> [Supplied data]:
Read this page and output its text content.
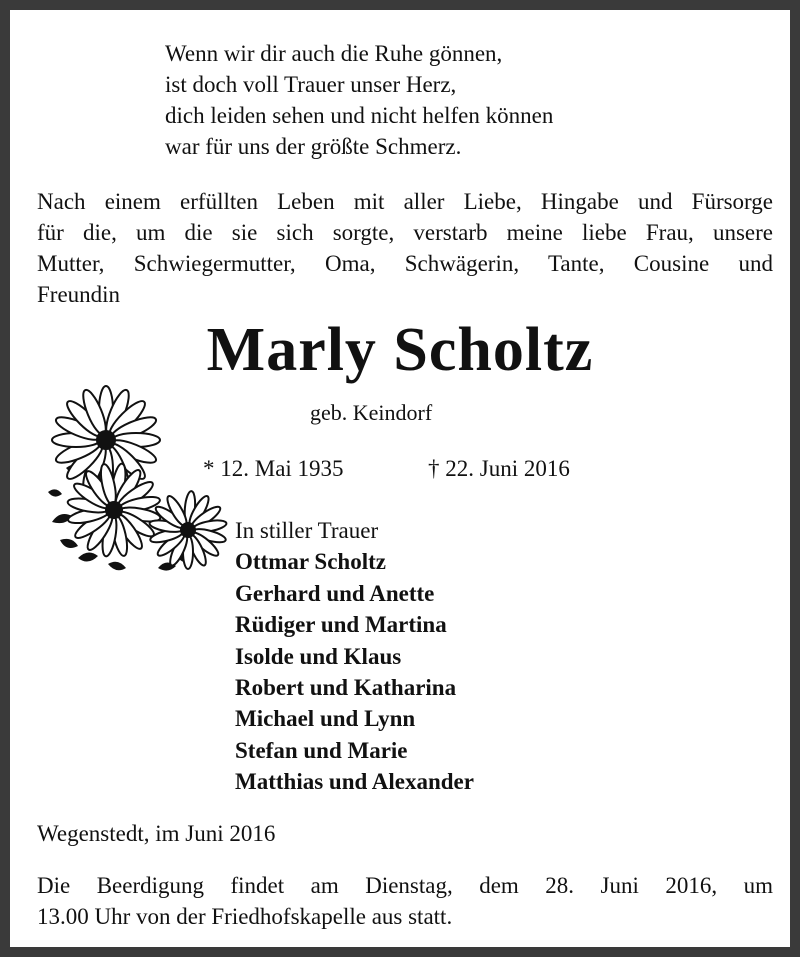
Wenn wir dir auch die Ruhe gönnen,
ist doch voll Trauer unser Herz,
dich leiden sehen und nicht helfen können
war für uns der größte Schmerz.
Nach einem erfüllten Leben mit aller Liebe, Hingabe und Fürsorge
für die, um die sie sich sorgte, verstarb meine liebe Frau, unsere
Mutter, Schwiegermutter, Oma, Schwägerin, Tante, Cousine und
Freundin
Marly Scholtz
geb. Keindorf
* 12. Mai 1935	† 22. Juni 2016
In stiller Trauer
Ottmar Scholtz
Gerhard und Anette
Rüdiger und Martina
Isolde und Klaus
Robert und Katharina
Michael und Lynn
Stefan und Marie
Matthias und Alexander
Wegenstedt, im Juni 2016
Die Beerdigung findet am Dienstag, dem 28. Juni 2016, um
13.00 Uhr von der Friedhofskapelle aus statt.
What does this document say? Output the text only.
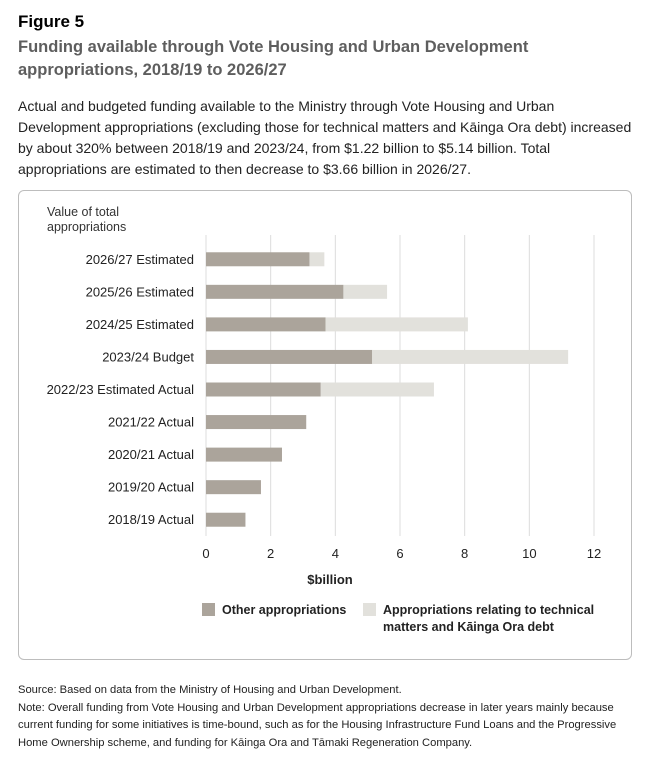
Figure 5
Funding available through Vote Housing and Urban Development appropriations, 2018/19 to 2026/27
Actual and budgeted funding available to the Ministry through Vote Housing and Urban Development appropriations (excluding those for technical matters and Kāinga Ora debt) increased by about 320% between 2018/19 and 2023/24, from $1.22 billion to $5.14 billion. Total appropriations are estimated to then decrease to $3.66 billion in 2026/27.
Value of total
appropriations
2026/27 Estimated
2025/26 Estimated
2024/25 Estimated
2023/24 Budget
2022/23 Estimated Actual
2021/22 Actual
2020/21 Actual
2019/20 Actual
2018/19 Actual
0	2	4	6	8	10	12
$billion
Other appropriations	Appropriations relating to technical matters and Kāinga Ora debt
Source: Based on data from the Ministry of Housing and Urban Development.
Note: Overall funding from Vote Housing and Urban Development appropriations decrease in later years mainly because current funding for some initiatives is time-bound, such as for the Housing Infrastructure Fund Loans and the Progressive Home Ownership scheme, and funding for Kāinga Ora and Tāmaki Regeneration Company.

> [Stated goal]: Extract every line containing the string "available" from the material.

> [Final answer]:
Funding available through Vote Housing and Urban Development appropriations, 2018/19 to 2026/27
Actual and budgeted funding available to the Ministry through Vote Housing and Urban Development appropriations (excluding those for technical matters and Kāinga Ora debt) increased by about 320% between 2018/19 and 2023/24, from $1.22 billion to $5.14 billion. Total appropriations are estimated to then decrease to $3.66 billion in 2026/27.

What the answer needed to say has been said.